[Instructions for the task] Make an exact copy of the entries below.

[Collection entries]
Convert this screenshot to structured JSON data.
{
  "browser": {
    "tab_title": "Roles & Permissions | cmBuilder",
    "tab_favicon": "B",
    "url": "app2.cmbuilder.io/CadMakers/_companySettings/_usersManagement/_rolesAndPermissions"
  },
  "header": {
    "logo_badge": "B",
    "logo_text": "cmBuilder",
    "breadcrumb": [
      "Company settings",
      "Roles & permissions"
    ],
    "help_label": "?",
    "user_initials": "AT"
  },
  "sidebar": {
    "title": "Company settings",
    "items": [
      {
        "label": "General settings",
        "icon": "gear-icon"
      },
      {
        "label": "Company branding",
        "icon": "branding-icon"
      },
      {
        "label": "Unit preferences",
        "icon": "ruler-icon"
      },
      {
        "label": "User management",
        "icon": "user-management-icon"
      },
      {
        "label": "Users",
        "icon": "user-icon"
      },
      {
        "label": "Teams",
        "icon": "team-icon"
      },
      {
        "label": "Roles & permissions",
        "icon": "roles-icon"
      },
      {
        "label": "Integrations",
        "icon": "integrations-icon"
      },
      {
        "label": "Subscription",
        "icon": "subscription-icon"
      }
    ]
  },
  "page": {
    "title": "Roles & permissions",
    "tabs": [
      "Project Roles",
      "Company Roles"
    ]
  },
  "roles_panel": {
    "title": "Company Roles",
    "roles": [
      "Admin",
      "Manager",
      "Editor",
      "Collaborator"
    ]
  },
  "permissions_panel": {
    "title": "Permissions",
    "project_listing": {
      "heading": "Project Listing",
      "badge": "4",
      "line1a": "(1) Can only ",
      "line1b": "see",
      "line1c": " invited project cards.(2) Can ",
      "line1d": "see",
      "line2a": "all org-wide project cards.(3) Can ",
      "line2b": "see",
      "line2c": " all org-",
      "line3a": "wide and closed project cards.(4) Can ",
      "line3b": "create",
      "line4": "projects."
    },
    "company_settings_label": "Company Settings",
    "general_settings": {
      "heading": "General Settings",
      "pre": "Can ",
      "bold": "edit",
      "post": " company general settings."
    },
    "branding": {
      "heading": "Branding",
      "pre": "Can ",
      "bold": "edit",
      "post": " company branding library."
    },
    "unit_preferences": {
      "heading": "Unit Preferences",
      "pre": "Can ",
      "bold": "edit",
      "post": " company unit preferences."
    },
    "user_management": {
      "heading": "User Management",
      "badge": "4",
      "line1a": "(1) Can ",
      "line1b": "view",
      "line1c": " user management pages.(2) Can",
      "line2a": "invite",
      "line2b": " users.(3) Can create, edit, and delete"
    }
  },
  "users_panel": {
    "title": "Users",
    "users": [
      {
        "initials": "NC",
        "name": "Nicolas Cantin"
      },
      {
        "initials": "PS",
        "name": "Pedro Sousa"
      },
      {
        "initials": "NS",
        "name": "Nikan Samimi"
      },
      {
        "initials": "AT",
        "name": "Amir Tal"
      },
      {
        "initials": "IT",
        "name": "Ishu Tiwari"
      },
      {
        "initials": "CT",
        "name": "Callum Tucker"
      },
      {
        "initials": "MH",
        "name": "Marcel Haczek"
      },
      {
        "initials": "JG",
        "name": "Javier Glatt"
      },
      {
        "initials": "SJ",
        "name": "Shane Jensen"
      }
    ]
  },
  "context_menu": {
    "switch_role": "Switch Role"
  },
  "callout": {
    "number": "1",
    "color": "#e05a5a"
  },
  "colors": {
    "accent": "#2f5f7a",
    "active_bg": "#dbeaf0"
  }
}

[Right answer]
Convert this screenshot to structured JSON data.
{
  "browser": {
    "tab_title": "Roles & Permissions | cmBuilder",
    "tab_favicon": "B",
    "url": "app2.cmbuilder.io/CadMakers/_companySettings/_usersManagement/_rolesAndPermissions"
  },
  "header": {
    "logo_badge": "B",
    "logo_text": "cmBuilder",
    "breadcrumb": [
      "Company settings",
      "Roles & permissions"
    ],
    "help_label": "?",
    "user_initials": "AT"
  },
  "sidebar": {
    "title": "Company settings",
    "items": [
      {
        "label": "General settings",
        "icon": "gear-icon"
      },
      {
        "label": "Company branding",
        "icon": "branding-icon"
      },
      {
        "label": "Unit preferences",
        "icon": "ruler-icon"
      },
      {
        "label": "User management",
        "icon": "user-management-icon"
      },
      {
        "label": "Users",
        "icon": "user-icon"
      },
      {
        "label": "Teams",
        "icon": "team-icon"
      },
      {
        "label": "Roles & permissions",
        "icon": "roles-icon"
      },
      {
        "label": "Integrations",
        "icon": "integrations-icon"
      },
      {
        "label": "Subscription",
        "icon": "subscription-icon"
      }
    ]
  },
  "page": {
    "title": "Roles & permissions",
    "tabs": [
      "Project Roles",
      "Company Roles"
    ]
  },
  "roles_panel": {
    "title": "Company Roles",
    "roles": [
      "Admin",
      "Manager",
      "Editor",
      "Collaborator"
    ]
  },
  "permissions_panel": {
    "title": "Permissions",
    "project_listing": {
      "heading": "Project Listing",
      "badge": "4",
      "line1a": "(1) Can only ",
      "line1b": "see",
      "line1c": " invited project cards.(2) Can ",
      "line1d": "see",
      "line2a": "all org-wide project cards.(3) Can ",
      "line2b": "see",
      "line2c": " all org-",
      "line3a": "wide and closed project cards.(4) Can ",
      "line3b": "create",
      "line4": "projects."
    },
    "company_settings_label": "Company Settings",
    "general_settings": {
      "heading": "General Settings",
      "pre": "Can ",
      "bold": "edit",
      "post": " company general settings."
    },
    "branding": {
      "heading": "Branding",
      "pre": "Can ",
      "bold": "edit",
      "post": " company branding library."
    },
    "unit_preferences": {
      "heading": "Unit Preferences",
      "pre": "Can ",
      "bold": "edit",
      "post": " company unit preferences."
    },
    "user_management": {
      "heading": "User Management",
      "badge": "4",
      "line1a": "(1) Can ",
      "line1b": "view",
      "line1c": " user management pages.(2) Can",
      "line2a": "invite",
      "line2b": " users.(3) Can create, edit, and delete"
    }
  },
  "users_panel": {
    "title": "Users",
    "users": [
      {
        "initials": "NC",
        "name": "Nicolas Cantin"
      },
      {
        "initials": "PS",
        "name": "Pedro Sousa"
      },
      {
        "initials": "NS",
        "name": "Nikan Samimi"
      },
      {
        "initials": "AT",
        "name": "Amir Tal"
      },
      {
        "initials": "IT",
        "name": "Ishu Tiwari"
      },
      {
        "initials": "CT",
        "name": "Callum Tucker"
      },
      {
        "initials": "MH",
        "name": "Marcel Haczek"
      },
      {
        "initials": "JG",
        "name": "Javier Glatt"
      },
      {
        "initials": "SJ",
        "name": "Shane Jensen"
      }
    ]
  },
  "context_menu": {
    "switch_role": "Switch Role"
  },
  "callout": {
    "number": "1",
    "color": "#e05a5a"
  },
  "colors": {
    "accent": "#2f5f7a",
    "active_bg": "#dbeaf0"
  }
}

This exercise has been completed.